EXERCISE PROMPT: Only the lines holding the string "Mail" are needed; copy each of them from the data.

EXCERPTED RECORDS:
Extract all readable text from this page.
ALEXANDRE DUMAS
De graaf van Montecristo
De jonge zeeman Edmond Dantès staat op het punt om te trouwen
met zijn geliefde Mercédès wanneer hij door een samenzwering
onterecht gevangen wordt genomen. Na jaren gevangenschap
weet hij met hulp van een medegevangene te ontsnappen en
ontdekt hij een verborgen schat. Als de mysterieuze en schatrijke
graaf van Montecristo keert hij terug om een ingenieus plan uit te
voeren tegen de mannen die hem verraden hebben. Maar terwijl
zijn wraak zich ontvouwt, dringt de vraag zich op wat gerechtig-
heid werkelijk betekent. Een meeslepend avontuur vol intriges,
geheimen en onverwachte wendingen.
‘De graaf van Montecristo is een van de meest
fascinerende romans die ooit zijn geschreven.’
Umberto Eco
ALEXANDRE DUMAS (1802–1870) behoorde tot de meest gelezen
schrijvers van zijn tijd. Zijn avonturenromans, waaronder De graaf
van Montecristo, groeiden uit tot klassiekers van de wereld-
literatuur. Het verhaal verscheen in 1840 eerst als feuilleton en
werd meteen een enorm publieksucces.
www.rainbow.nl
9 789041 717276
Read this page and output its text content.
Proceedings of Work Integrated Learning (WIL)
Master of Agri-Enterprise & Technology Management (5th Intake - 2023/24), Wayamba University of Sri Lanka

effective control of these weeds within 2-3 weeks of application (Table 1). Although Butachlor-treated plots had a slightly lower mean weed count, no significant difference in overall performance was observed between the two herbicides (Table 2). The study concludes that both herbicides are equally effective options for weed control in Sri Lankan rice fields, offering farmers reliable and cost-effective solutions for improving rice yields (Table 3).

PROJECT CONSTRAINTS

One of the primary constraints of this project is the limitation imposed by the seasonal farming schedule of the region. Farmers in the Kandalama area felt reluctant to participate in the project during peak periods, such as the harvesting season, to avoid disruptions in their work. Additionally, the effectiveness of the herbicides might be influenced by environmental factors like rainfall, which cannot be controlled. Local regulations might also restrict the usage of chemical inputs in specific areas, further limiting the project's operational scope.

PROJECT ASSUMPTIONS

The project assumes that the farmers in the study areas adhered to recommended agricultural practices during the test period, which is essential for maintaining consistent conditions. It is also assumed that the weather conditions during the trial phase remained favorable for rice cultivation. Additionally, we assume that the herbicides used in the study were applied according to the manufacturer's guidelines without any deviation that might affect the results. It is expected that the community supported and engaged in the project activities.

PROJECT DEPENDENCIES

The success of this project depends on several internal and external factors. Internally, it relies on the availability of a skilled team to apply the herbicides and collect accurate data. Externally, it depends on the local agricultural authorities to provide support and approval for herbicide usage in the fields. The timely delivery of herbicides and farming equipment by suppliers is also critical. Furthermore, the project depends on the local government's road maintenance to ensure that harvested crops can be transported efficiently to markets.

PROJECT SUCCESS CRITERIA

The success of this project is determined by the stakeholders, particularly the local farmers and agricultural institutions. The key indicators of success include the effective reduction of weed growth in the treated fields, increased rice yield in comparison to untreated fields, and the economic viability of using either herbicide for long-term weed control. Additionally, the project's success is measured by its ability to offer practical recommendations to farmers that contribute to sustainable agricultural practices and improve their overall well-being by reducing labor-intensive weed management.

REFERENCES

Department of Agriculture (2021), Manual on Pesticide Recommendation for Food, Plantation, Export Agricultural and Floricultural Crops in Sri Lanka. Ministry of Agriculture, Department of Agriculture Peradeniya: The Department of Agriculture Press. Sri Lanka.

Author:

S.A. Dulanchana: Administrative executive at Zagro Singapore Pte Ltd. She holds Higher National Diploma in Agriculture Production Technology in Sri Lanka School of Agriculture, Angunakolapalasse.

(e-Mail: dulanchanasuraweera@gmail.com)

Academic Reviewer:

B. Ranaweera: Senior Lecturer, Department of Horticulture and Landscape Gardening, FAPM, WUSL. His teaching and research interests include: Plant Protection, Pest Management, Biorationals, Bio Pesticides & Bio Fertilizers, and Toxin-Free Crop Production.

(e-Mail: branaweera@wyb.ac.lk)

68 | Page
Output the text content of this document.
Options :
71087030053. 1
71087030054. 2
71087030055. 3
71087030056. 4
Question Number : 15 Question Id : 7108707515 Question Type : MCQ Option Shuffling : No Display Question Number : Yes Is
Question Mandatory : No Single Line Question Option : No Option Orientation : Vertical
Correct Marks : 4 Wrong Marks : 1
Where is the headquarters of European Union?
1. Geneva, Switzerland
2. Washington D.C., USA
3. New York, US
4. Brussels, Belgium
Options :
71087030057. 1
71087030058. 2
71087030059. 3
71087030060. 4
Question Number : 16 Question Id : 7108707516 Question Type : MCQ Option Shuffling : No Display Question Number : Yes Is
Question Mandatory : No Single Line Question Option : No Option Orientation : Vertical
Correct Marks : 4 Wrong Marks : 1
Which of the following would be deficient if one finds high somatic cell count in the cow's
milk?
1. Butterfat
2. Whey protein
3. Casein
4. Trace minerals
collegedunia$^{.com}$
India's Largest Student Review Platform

ANSWER SECTION:
(e-Mail: dulanchanasuraweera@gmail.com)
(e-Mail: branaweera@wyb.ac.lk)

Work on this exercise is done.